_EXERCISE_.
Locate every line in the records below that contains the word "value", and copy each one.

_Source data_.
============================================================

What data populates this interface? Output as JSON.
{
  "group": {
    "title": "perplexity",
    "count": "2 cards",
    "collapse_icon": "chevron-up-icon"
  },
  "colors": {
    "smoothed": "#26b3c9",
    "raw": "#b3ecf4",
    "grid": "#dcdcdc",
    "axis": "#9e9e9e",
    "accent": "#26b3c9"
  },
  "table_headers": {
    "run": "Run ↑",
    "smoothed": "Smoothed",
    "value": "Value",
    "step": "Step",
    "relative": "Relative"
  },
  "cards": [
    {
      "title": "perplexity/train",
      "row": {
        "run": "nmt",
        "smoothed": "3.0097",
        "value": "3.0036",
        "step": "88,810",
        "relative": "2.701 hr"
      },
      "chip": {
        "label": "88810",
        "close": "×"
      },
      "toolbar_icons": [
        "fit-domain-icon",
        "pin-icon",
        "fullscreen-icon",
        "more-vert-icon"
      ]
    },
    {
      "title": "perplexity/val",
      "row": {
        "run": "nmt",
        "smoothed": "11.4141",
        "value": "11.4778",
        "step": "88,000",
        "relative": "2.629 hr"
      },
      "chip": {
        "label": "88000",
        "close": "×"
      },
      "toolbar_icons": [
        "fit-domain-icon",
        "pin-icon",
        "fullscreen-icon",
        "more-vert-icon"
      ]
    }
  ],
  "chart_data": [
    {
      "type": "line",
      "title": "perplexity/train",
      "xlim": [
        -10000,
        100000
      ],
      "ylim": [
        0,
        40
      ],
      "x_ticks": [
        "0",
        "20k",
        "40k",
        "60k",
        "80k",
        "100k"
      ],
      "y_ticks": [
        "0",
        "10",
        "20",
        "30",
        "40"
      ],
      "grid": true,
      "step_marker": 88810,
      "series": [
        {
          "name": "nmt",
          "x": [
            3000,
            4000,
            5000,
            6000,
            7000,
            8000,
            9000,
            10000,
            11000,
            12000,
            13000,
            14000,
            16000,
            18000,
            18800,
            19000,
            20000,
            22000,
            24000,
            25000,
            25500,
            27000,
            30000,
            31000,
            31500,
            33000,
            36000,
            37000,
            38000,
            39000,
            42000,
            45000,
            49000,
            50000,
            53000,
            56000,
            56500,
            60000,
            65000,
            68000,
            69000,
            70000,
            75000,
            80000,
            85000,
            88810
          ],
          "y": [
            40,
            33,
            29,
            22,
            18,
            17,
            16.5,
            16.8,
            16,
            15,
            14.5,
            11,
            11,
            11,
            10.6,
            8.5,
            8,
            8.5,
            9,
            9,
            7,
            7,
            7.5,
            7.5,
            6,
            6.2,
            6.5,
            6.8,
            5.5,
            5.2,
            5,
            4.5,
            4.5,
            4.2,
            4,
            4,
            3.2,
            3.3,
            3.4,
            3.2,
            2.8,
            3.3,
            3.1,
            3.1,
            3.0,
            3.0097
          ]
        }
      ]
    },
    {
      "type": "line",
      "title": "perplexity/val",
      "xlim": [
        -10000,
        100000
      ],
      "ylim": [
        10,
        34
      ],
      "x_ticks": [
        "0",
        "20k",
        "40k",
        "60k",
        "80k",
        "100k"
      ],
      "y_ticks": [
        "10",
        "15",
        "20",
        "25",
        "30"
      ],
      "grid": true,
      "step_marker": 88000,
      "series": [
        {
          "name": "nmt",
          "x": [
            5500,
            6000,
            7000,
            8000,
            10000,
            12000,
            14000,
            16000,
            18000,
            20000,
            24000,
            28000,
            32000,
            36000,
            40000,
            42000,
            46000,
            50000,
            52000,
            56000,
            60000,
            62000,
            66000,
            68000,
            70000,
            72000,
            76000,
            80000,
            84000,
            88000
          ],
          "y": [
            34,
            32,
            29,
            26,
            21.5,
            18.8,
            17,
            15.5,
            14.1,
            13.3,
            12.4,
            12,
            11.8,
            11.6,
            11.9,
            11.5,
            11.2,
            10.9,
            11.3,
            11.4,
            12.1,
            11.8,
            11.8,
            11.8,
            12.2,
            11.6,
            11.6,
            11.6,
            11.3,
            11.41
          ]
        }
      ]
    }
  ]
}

============================================================

_EXERCISE OUTPUT_.
    "value": "Value",
        "value": "3.0036",
        "value": "11.4778",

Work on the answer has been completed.